■ EXERCISE GOAL:
Your reply should be a single number: how many lines contain the string "Southern".

■ ENTRIES:

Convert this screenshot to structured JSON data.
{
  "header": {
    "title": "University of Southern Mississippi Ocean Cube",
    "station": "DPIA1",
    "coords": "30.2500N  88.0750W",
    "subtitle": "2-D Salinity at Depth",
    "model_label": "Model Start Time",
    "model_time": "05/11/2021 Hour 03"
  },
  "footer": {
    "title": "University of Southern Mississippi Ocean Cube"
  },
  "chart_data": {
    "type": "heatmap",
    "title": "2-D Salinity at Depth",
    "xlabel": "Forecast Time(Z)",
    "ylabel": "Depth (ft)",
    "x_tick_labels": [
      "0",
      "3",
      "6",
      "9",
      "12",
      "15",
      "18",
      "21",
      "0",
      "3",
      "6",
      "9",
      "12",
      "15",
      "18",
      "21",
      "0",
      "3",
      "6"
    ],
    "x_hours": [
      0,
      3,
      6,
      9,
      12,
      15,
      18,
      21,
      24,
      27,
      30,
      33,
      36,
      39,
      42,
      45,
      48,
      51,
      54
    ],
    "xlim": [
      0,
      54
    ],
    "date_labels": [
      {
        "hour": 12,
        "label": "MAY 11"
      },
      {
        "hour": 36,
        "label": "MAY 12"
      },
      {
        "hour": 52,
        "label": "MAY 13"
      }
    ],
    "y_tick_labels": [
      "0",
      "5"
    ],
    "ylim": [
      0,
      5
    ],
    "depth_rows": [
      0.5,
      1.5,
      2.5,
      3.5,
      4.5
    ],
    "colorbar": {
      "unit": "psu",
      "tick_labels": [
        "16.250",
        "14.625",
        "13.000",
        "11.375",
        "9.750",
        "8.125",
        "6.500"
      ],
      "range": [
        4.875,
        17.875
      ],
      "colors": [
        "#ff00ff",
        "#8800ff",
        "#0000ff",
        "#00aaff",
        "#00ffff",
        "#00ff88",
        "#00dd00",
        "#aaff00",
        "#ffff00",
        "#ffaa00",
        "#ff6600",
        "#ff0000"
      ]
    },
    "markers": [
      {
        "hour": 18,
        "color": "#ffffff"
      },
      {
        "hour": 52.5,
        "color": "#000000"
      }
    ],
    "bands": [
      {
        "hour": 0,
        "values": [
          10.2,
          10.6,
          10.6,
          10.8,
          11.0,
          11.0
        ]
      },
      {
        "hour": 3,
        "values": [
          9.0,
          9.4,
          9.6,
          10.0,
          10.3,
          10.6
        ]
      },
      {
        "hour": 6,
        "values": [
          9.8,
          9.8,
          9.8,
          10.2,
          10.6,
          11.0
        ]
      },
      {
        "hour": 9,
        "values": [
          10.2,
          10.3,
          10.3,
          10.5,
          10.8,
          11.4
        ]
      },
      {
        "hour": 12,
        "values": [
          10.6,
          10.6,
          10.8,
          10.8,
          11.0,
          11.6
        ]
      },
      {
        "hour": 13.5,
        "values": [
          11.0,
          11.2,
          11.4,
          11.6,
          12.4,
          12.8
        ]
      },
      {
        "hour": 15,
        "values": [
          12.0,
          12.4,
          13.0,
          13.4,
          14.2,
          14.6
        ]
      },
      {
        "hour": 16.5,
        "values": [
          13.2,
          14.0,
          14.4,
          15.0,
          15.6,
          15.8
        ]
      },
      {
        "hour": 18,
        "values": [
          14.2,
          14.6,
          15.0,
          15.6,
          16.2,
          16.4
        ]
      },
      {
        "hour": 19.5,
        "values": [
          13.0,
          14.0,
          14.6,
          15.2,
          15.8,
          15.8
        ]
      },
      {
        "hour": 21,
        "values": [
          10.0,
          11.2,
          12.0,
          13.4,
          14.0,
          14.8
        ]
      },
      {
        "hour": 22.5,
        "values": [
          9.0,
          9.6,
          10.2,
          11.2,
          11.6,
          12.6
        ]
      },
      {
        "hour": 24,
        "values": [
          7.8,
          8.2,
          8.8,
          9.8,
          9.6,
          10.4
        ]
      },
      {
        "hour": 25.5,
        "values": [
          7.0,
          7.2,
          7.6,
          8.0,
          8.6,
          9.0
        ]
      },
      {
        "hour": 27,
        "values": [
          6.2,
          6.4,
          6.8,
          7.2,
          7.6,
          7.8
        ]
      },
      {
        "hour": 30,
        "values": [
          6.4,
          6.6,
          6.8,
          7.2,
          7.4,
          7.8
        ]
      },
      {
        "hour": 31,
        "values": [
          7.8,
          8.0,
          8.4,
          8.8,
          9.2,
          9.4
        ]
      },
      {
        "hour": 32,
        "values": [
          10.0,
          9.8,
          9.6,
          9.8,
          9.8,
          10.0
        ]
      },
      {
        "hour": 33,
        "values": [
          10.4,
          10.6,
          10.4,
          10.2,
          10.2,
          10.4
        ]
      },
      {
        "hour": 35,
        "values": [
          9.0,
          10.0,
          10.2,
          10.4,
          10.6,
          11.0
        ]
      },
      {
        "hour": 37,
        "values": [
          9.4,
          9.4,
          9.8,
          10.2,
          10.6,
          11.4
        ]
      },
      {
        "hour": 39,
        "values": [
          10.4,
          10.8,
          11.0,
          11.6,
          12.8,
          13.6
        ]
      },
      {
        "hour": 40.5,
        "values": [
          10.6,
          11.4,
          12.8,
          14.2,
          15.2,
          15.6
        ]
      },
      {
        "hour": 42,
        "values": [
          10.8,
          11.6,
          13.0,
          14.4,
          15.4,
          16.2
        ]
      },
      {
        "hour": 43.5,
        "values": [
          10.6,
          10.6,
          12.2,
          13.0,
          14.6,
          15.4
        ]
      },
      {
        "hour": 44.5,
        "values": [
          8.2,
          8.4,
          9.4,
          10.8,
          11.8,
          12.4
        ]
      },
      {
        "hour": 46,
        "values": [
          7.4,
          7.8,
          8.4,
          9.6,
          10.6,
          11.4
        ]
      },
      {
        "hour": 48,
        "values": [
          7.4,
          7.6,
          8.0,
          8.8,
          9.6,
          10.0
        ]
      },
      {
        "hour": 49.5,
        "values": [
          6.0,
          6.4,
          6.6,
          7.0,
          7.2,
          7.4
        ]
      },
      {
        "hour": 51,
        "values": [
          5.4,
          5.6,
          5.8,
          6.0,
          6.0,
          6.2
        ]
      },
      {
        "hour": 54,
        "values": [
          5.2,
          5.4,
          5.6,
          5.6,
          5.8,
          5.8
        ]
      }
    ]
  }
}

■ SOLUTION TO THIS EXERCISE:
2